(Part of a data file)
-*-

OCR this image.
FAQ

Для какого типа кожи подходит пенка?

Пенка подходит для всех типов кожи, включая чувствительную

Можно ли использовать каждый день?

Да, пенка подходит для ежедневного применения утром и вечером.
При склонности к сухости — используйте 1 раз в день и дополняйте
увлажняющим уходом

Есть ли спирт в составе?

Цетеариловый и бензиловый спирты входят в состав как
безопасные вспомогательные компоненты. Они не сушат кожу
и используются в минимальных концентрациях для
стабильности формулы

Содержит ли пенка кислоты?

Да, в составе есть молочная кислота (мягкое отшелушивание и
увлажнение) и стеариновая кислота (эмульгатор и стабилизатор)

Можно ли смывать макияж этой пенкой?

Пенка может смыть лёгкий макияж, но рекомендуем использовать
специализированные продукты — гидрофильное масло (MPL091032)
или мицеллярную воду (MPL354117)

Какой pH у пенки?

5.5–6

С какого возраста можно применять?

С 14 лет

-*-

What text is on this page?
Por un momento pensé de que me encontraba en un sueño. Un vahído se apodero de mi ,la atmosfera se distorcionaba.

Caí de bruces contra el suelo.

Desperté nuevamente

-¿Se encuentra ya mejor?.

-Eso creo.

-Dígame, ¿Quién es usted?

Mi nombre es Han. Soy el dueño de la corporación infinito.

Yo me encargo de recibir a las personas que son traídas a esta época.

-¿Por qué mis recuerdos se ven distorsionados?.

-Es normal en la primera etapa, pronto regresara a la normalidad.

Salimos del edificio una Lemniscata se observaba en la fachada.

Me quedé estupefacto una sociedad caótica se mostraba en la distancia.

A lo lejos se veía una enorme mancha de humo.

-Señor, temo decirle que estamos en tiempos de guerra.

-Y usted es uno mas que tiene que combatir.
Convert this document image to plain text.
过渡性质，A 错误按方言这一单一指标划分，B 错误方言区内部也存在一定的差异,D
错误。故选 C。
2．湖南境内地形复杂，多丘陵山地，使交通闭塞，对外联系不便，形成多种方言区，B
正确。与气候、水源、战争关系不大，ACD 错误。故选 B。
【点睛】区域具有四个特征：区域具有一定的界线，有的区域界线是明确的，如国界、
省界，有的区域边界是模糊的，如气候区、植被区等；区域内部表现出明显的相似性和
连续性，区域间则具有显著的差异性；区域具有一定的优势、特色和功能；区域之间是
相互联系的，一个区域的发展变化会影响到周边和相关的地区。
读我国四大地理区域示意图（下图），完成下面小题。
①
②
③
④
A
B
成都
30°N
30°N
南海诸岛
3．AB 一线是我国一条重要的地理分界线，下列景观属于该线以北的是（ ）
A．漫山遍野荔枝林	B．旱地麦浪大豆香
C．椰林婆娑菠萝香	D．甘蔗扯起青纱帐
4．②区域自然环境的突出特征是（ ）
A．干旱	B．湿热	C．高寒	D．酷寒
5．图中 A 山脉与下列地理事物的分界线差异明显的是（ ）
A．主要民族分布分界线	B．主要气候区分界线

-*-

Only the number is wanted: how many lines of the material above include the word "кислота"?

- Output
2